短い課題. 次の資料の各行を、空行は除いて1行につき1つの文字列とし、全部をJSONのリストに入れてください。
-------
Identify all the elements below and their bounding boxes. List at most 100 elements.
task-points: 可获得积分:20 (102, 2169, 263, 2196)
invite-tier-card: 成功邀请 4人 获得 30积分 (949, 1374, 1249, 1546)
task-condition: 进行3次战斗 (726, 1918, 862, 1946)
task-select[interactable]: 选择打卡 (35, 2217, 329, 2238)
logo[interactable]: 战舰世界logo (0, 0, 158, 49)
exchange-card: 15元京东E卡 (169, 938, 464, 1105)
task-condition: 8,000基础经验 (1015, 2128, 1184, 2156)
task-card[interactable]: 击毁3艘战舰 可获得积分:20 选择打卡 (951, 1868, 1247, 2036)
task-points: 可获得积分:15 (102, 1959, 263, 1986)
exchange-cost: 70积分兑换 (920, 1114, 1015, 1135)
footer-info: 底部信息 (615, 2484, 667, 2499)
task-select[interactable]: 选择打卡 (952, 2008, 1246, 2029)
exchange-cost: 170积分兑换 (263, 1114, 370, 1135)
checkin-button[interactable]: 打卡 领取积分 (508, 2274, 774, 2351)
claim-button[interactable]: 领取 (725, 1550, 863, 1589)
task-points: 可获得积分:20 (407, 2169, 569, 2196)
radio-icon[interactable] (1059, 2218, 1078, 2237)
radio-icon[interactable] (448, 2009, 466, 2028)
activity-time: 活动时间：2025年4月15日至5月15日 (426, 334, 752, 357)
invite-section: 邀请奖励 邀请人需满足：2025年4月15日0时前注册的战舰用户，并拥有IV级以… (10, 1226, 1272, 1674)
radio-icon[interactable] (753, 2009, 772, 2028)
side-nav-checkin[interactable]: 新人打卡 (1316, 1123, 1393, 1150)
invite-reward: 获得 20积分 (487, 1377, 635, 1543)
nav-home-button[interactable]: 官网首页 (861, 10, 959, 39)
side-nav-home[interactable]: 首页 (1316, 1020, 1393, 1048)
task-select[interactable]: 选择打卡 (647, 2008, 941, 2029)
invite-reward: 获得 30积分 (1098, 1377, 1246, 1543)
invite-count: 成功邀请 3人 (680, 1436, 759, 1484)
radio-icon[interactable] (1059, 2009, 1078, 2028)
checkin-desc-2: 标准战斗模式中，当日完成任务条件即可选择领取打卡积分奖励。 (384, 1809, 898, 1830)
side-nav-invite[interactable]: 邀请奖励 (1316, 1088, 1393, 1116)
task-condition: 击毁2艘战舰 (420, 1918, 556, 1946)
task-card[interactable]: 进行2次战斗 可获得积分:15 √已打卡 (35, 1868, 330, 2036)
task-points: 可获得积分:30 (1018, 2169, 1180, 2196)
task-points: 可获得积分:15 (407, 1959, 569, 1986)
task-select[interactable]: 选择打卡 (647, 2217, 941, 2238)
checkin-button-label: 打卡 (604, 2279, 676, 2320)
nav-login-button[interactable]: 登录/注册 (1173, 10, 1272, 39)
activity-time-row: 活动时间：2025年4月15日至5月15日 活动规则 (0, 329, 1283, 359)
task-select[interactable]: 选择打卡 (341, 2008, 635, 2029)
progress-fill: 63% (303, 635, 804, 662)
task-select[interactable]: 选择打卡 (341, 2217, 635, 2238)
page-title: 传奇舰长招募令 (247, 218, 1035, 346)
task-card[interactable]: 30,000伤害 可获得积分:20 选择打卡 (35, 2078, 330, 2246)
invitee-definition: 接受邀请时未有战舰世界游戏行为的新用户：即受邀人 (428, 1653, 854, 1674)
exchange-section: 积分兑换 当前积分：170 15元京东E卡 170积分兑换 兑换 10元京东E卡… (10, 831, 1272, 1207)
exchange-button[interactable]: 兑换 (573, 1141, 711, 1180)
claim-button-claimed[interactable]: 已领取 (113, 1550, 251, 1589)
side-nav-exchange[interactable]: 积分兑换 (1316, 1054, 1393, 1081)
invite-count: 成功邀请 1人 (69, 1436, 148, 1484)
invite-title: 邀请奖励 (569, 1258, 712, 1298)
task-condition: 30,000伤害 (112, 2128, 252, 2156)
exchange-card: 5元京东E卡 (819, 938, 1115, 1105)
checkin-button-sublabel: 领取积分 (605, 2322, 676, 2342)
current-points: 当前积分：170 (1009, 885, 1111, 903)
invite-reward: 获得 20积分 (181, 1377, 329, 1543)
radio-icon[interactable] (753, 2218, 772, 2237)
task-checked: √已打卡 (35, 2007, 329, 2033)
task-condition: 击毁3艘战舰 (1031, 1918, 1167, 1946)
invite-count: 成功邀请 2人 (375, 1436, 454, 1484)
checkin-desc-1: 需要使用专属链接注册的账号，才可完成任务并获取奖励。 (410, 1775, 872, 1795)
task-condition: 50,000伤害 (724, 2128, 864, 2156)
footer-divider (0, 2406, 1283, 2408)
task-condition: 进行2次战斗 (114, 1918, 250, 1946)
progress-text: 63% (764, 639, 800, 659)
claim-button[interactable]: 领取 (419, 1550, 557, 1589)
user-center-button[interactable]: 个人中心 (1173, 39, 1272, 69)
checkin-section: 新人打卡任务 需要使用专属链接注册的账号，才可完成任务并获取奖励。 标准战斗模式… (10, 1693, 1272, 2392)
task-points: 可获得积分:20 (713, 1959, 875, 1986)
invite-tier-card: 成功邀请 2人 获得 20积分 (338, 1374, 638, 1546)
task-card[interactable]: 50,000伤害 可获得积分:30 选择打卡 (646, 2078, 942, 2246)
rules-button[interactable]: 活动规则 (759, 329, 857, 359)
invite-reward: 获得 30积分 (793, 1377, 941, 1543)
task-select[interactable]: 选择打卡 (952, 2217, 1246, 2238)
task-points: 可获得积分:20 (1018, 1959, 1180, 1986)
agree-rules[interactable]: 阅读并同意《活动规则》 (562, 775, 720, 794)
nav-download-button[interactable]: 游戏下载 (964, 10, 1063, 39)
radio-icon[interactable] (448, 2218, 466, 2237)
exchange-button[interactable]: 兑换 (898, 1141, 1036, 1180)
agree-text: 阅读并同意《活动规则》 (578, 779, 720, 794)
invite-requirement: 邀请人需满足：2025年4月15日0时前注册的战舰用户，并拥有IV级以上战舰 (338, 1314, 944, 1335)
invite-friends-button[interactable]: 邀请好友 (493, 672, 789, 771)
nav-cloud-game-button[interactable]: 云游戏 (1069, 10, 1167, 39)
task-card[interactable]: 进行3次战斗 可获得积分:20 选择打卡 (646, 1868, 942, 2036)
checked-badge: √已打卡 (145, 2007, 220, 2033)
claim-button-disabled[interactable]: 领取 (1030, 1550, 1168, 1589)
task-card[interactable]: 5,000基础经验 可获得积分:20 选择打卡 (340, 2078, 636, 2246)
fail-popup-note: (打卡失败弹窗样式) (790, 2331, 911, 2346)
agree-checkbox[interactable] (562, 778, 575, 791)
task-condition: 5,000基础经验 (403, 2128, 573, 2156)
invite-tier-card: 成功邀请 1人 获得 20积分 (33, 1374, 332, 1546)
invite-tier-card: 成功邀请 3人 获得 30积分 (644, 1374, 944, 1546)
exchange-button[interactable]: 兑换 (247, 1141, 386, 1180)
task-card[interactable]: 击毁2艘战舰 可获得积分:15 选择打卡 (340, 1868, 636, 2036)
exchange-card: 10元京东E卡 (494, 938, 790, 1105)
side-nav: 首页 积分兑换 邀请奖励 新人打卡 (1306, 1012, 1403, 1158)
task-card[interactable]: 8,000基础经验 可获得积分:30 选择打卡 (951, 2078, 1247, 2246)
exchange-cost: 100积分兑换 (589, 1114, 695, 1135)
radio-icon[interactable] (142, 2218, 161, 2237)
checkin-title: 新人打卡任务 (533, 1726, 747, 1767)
-------
この課題の解答.
[
  "Identify all the elements below and their bounding boxes. List at most 100 elements.",
  "task-points: 可获得积分:20 (102, 2169, 263, 2196)",
  "invite-tier-card: 成功邀请 4人 获得 30积分 (949, 1374, 1249, 1546)",
  "task-condition: 进行3次战斗 (726, 1918, 862, 1946)",
  "task-select[interactable]: 选择打卡 (35, 2217, 329, 2238)",
  "logo[interactable]: 战舰世界logo (0, 0, 158, 49)",
  "exchange-card: 15元京东E卡 (169, 938, 464, 1105)",
  "task-condition: 8,000基础经验 (1015, 2128, 1184, 2156)",
  "task-card[interactable]: 击毁3艘战舰 可获得积分:20 选择打卡 (951, 1868, 1247, 2036)",
  "task-points: 可获得积分:15 (102, 1959, 263, 1986)",
  "exchange-cost: 70积分兑换 (920, 1114, 1015, 1135)",
  "footer-info: 底部信息 (615, 2484, 667, 2499)",
  "task-select[interactable]: 选择打卡 (952, 2008, 1246, 2029)",
  "exchange-cost: 170积分兑换 (263, 1114, 370, 1135)",
  "checkin-button[interactable]: 打卡 领取积分 (508, 2274, 774, 2351)",
  "claim-button[interactable]: 领取 (725, 1550, 863, 1589)",
  "task-points: 可获得积分:20 (407, 2169, 569, 2196)",
  "radio-icon[interactable] (1059, 2218, 1078, 2237)",
  "radio-icon[interactable] (448, 2009, 466, 2028)",
  "activity-time: 活动时间：2025年4月15日至5月15日 (426, 334, 752, 357)",
  "invite-section: 邀请奖励 邀请人需满足：2025年4月15日0时前注册的战舰用户，并拥有IV级以… (10, 1226, 1272, 1674)",
  "radio-icon[interactable] (753, 2009, 772, 2028)",
  "side-nav-checkin[interactable]: 新人打卡 (1316, 1123, 1393, 1150)",
  "invite-reward: 获得 20积分 (487, 1377, 635, 1543)",
  "nav-home-button[interactable]: 官网首页 (861, 10, 959, 39)",
  "side-nav-home[interactable]: 首页 (1316, 1020, 1393, 1048)",
  "task-select[interactable]: 选择打卡 (647, 2008, 941, 2029)",
  "invite-reward: 获得 30积分 (1098, 1377, 1246, 1543)",
  "invite-count: 成功邀请 3人 (680, 1436, 759, 1484)",
  "radio-icon[interactable] (1059, 2009, 1078, 2028)",
  "checkin-desc-2: 标准战斗模式中，当日完成任务条件即可选择领取打卡积分奖励。 (384, 1809, 898, 1830)",
  "side-nav-invite[interactable]: 邀请奖励 (1316, 1088, 1393, 1116)",
  "task-condition: 击毁2艘战舰 (420, 1918, 556, 1946)",
  "task-card[interactable]: 进行2次战斗 可获得积分:15 √已打卡 (35, 1868, 330, 2036)",
  "task-points: 可获得积分:30 (1018, 2169, 1180, 2196)",
  "task-points: 可获得积分:15 (407, 1959, 569, 1986)",
  "task-select[interactable]: 选择打卡 (647, 2217, 941, 2238)",
  "checkin-button-label: 打卡 (604, 2279, 676, 2320)",
  "nav-login-button[interactable]: 登录/注册 (1173, 10, 1272, 39)",
  "activity-time-row: 活动时间：2025年4月15日至5月15日 活动规则 (0, 329, 1283, 359)",
  "task-select[interactable]: 选择打卡 (341, 2008, 635, 2029)",
  "progress-fill: 63% (303, 635, 804, 662)",
  "task-select[interactable]: 选择打卡 (341, 2217, 635, 2238)",
  "page-title: 传奇舰长招募令 (247, 218, 1035, 346)",
  "task-card[interactable]: 30,000伤害 可获得积分:20 选择打卡 (35, 2078, 330, 2246)",
  "invitee-definition: 接受邀请时未有战舰世界游戏行为的新用户：即受邀人 (428, 1653, 854, 1674)",
  "exchange-section: 积分兑换 当前积分：170 15元京东E卡 170积分兑换 兑换 10元京东E卡… (10, 831, 1272, 1207)",
  "exchange-button[interactable]: 兑换 (573, 1141, 711, 1180)",
  "claim-button-claimed[interactable]: 已领取 (113, 1550, 251, 1589)",
  "side-nav-exchange[interactable]: 积分兑换 (1316, 1054, 1393, 1081)",
  "invite-count: 成功邀请 1人 (69, 1436, 148, 1484)",
  "invite-title: 邀请奖励 (569, 1258, 712, 1298)",
  "task-condition: 30,000伤害 (112, 2128, 252, 2156)",
  "exchange-card: 5元京东E卡 (819, 938, 1115, 1105)",
  "checkin-button-sublabel: 领取积分 (605, 2322, 676, 2342)",
  "current-points: 当前积分：170 (1009, 885, 1111, 903)",
  "invite-reward: 获得 20积分 (181, 1377, 329, 1543)",
  "radio-icon[interactable] (753, 2218, 772, 2237)",
  "task-checked: √已打卡 (35, 2007, 329, 2033)",
  "task-condition: 击毁3艘战舰 (1031, 1918, 1167, 1946)",
  "invite-count: 成功邀请 2人 (375, 1436, 454, 1484)",
  "checkin-desc-1: 需要使用专属链接注册的账号，才可完成任务并获取奖励。 (410, 1775, 872, 1795)",
  "task-condition: 50,000伤害 (724, 2128, 864, 2156)",
  "footer-divider (0, 2406, 1283, 2408)",
  "task-condition: 进行2次战斗 (114, 1918, 250, 1946)",
  "progress-text: 63% (764, 639, 800, 659)",
  "claim-button[interactable]: 领取 (419, 1550, 557, 1589)",
  "user-center-button[interactable]: 个人中心 (1173, 39, 1272, 69)",
  "checkin-section: 新人打卡任务 需要使用专属链接注册的账号，才可完成任务并获取奖励。 标准战斗模式… (10, 1693, 1272, 2392)",
  "task-points: 可获得积分:20 (713, 1959, 875, 1986)",
  "invite-tier-card: 成功邀请 2人 获得 20积分 (338, 1374, 638, 1546)",
  "task-card[interactable]: 50,000伤害 可获得积分:30 选择打卡 (646, 2078, 942, 2246)",
  "rules-button[interactable]: 活动规则 (759, 329, 857, 359)",
  "invite-reward: 获得 30积分 (793, 1377, 941, 1543)",
  "task-select[interactable]: 选择打卡 (952, 2217, 1246, 2238)",
  "task-points: 可获得积分:20 (1018, 1959, 1180, 1986)",
  "agree-rules[interactable]: 阅读并同意《活动规则》 (562, 775, 720, 794)",
  "nav-download-button[interactable]: 游戏下载 (964, 10, 1063, 39)",
  "radio-icon[interactable] (448, 2218, 466, 2237)",
  "exchange-button[interactable]: 兑换 (898, 1141, 1036, 1180)",
  "agree-text: 阅读并同意《活动规则》 (578, 779, 720, 794)",
  "invite-requirement: 邀请人需满足：2025年4月15日0时前注册的战舰用户，并拥有IV级以上战舰 (338, 1314, 944, 1335)",
  "invite-friends-button[interactable]: 邀请好友 (493, 672, 789, 771)",
  "nav-cloud-game-button[interactable]: 云游戏 (1069, 10, 1167, 39)",
  "task-card[interactable]: 进行3次战斗 可获得积分:20 选择打卡 (646, 1868, 942, 2036)",
  "checked-badge: √已打卡 (145, 2007, 220, 2033)",
  "claim-button-disabled[interactable]: 领取 (1030, 1550, 1168, 1589)",
  "task-card[interactable]: 5,000基础经验 可获得积分:20 选择打卡 (340, 2078, 636, 2246)",
  "fail-popup-note: (打卡失败弹窗样式) (790, 2331, 911, 2346)",
  "agree-checkbox[interactable] (562, 778, 575, 791)",
  "task-condition: 5,000基础经验 (403, 2128, 573, 2156)",
  "invite-tier-card: 成功邀请 1人 获得 20积分 (33, 1374, 332, 1546)",
  "invite-tier-card: 成功邀请 3人 获得 30积分 (644, 1374, 944, 1546)",
  "exchange-button[interactable]: 兑换 (247, 1141, 386, 1180)",
  "task-card[interactable]: 击毁2艘战舰 可获得积分:15 选择打卡 (340, 1868, 636, 2036)",
  "exchange-card: 10元京东E卡 (494, 938, 790, 1105)",
  "side-nav: 首页 积分兑换 邀请奖励 新人打卡 (1306, 1012, 1403, 1158)",
  "task-card[interactable]: 8,000基础经验 可获得积分:30 选择打卡 (951, 2078, 1247, 2246)",
  "exchange-cost: 100积分兑换 (589, 1114, 695, 1135)",
  "radio-icon[interactable] (142, 2218, 161, 2237)",
  "checkin-title: 新人打卡任务 (533, 1726, 747, 1767)"
]